**WHAT YOU NEED TO DO**
Line by line, repeat all the material exactly as it appears.

**TASK INPUTS**
====
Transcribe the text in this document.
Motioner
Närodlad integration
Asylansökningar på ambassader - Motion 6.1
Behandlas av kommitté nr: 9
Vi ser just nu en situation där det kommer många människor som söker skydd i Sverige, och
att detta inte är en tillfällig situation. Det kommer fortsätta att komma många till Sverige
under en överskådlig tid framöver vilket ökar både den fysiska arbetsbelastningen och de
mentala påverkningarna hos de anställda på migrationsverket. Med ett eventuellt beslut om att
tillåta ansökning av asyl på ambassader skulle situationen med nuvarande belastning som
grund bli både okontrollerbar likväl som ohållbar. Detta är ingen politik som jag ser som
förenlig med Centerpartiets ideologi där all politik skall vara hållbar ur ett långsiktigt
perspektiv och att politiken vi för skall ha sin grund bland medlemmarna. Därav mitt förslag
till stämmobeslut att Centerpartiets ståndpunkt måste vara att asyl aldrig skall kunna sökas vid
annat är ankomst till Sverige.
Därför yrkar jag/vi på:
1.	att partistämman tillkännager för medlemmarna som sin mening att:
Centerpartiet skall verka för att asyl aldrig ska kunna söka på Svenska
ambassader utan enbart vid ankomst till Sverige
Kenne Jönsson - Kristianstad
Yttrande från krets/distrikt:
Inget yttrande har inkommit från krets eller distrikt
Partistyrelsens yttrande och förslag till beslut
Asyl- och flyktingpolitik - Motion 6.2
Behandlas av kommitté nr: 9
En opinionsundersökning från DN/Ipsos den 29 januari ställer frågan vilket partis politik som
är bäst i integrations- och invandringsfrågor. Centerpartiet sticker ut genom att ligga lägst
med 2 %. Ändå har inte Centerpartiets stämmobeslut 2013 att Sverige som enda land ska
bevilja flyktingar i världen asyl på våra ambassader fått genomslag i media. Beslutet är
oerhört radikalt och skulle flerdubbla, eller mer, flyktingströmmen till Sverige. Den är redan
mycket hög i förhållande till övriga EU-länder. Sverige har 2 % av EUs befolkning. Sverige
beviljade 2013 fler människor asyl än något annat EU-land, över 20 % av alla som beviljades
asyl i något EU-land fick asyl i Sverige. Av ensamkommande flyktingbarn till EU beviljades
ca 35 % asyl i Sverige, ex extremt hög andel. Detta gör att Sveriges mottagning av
====
**TASK RESPONSE**
Transcribe the text in this document.
Motioner
Närodlad integration
Asylansökningar på ambassader - Motion 6.1
Behandlas av kommitté nr: 9
Vi ser just nu en situation där det kommer många människor som söker skydd i Sverige, och
att detta inte är en tillfällig situation. Det kommer fortsätta att komma många till Sverige
under en överskådlig tid framöver vilket ökar både den fysiska arbetsbelastningen och de
mentala påverkningarna hos de anställda på migrationsverket. Med ett eventuellt beslut om att
tillåta ansökning av asyl på ambassader skulle situationen med nuvarande belastning som
grund bli både okontrollerbar likväl som ohållbar. Detta är ingen politik som jag ser som
förenlig med Centerpartiets ideologi där all politik skall vara hållbar ur ett långsiktigt
perspektiv och att politiken vi för skall ha sin grund bland medlemmarna. Därav mitt förslag
till stämmobeslut att Centerpartiets ståndpunkt måste vara att asyl aldrig skall kunna sökas vid
annat är ankomst till Sverige.
Därför yrkar jag/vi på:
1.	att partistämman tillkännager för medlemmarna som sin mening att:
Centerpartiet skall verka för att asyl aldrig ska kunna söka på Svenska
ambassader utan enbart vid ankomst till Sverige
Kenne Jönsson - Kristianstad
Yttrande från krets/distrikt:
Inget yttrande har inkommit från krets eller distrikt
Partistyrelsens yttrande och förslag till beslut
Asyl- och flyktingpolitik - Motion 6.2
Behandlas av kommitté nr: 9
En opinionsundersökning från DN/Ipsos den 29 januari ställer frågan vilket partis politik som
är bäst i integrations- och invandringsfrågor. Centerpartiet sticker ut genom att ligga lägst
med 2 %. Ändå har inte Centerpartiets stämmobeslut 2013 att Sverige som enda land ska
bevilja flyktingar i världen asyl på våra ambassader fått genomslag i media. Beslutet är
oerhört radikalt och skulle flerdubbla, eller mer, flyktingströmmen till Sverige. Den är redan
mycket hög i förhållande till övriga EU-länder. Sverige har 2 % av EUs befolkning. Sverige
beviljade 2013 fler människor asyl än något annat EU-land, över 20 % av alla som beviljades
asyl i något EU-land fick asyl i Sverige. Av ensamkommande flyktingbarn till EU beviljades
ca 35 % asyl i Sverige, ex extremt hög andel. Detta gör att Sveriges mottagning av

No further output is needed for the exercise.